# [Work instructions]
List each line of the data that holds the word "label".

──────── Dataset rows

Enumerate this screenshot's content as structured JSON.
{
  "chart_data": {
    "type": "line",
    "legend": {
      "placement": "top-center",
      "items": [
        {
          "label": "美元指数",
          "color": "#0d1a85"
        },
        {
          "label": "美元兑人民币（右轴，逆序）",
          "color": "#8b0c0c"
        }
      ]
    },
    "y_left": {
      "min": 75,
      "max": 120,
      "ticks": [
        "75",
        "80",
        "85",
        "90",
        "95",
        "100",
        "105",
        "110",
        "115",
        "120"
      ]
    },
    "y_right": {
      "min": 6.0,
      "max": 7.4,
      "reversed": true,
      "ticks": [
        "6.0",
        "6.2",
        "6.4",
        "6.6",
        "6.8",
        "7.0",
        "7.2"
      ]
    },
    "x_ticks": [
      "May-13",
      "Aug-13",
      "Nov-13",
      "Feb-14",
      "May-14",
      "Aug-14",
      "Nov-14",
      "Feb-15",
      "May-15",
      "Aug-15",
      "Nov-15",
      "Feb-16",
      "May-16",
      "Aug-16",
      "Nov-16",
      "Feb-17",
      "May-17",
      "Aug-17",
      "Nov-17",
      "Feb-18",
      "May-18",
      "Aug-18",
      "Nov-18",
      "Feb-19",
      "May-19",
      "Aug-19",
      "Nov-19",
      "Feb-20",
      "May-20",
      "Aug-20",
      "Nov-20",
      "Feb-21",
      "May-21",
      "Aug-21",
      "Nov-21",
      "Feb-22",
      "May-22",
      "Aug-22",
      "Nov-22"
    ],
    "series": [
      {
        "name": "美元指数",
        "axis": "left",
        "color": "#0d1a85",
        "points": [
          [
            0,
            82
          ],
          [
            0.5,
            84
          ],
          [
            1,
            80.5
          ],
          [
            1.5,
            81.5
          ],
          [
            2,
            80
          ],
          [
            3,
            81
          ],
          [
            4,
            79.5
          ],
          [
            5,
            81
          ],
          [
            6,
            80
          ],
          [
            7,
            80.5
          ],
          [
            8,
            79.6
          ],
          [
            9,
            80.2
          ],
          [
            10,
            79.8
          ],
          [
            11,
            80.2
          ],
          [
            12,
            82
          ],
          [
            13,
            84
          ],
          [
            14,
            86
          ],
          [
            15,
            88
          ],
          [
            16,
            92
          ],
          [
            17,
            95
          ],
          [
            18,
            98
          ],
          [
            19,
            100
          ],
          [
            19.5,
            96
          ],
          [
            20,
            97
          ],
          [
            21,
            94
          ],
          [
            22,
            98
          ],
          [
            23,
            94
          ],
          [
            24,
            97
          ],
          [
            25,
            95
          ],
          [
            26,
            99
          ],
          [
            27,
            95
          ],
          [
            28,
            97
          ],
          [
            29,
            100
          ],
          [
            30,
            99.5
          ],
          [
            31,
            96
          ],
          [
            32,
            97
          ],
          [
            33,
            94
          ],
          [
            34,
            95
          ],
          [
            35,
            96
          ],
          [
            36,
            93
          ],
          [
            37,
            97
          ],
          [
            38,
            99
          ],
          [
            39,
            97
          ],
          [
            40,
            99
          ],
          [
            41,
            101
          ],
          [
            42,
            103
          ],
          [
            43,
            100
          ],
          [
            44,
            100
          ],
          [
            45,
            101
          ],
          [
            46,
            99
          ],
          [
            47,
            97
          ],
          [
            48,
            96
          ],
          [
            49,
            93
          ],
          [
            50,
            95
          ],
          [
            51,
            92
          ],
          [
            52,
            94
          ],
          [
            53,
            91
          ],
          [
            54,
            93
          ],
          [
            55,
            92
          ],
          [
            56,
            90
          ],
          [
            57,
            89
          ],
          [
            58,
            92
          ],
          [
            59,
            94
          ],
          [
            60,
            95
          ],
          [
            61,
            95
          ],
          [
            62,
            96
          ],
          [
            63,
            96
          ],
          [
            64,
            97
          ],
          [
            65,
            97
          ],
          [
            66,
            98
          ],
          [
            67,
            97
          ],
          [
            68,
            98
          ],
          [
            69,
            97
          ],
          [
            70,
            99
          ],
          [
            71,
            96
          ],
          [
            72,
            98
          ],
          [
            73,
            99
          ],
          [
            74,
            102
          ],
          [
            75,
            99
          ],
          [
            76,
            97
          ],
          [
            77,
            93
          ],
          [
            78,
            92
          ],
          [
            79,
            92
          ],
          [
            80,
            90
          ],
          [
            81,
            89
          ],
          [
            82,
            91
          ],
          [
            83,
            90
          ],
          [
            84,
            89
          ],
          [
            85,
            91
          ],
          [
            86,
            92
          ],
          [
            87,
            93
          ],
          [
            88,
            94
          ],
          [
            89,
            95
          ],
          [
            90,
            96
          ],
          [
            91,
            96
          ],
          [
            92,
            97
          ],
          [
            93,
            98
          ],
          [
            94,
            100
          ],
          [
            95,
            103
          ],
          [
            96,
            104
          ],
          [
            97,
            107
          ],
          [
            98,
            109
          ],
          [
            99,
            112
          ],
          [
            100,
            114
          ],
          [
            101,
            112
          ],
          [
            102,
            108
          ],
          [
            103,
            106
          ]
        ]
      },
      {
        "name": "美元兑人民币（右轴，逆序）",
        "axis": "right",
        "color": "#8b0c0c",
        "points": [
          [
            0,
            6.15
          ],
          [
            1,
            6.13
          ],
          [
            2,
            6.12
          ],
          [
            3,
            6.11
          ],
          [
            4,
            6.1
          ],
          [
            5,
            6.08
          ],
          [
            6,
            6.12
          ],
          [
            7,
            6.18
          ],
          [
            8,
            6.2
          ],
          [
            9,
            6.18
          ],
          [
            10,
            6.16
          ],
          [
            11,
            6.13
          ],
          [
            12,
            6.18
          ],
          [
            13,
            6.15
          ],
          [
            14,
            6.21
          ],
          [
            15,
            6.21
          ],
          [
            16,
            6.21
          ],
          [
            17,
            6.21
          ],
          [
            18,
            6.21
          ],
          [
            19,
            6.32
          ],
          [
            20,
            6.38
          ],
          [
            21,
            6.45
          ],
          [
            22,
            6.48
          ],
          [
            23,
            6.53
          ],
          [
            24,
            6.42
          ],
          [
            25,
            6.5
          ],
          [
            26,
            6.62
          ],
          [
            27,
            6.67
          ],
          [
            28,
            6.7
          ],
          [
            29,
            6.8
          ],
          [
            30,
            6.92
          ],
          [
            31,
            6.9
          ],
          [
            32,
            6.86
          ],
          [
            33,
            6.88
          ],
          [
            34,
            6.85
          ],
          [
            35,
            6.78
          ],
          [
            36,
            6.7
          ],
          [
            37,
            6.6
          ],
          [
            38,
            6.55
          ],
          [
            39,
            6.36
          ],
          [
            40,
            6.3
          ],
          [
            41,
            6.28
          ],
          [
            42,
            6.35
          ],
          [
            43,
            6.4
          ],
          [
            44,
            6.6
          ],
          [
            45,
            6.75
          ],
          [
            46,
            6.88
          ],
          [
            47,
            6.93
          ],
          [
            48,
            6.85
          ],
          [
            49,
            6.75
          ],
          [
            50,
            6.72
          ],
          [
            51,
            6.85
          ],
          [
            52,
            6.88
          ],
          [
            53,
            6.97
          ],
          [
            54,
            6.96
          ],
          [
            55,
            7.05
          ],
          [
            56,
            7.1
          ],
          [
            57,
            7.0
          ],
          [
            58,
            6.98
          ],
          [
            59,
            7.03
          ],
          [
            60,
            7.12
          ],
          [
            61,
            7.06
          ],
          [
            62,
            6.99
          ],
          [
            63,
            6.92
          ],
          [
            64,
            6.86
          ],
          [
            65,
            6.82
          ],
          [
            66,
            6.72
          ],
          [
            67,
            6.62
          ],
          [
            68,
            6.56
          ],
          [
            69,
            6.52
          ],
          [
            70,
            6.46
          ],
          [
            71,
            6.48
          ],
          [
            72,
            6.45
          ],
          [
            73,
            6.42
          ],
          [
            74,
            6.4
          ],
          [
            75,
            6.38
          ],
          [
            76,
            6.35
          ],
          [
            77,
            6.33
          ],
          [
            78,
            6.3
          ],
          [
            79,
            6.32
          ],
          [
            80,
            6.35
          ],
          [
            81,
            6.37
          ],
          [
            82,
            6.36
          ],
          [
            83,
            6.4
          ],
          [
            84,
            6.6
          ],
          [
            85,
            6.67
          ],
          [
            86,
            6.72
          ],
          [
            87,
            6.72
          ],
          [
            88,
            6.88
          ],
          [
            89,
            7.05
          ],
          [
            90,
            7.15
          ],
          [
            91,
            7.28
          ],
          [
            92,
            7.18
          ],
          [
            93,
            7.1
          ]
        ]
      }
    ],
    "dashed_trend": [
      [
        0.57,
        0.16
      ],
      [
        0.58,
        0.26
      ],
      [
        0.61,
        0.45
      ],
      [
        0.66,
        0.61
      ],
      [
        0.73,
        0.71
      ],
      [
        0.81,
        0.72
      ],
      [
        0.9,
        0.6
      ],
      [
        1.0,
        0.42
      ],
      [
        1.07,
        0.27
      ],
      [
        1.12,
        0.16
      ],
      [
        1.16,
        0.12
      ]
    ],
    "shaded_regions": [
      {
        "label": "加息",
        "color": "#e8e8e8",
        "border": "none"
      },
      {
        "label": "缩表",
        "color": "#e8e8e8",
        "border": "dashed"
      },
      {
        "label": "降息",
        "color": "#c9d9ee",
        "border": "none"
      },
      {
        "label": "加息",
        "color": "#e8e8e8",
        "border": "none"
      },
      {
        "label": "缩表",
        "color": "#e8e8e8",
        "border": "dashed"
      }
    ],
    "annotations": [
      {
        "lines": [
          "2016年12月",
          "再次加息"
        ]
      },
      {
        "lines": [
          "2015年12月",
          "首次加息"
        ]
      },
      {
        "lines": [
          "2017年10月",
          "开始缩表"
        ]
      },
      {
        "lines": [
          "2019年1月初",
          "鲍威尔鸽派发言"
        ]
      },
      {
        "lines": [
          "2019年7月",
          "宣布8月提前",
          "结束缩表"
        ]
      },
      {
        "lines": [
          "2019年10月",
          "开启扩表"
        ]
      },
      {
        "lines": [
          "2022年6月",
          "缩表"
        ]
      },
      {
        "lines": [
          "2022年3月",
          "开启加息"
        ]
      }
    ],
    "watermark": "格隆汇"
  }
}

────────────────

# [Answer to the task]
          "label": "美元指数",
          "label": "美元兑人民币（右轴，逆序）",
        "label": "加息",
        "label": "缩表",
        "label": "降息",
        "label": "加息",
        "label": "缩表",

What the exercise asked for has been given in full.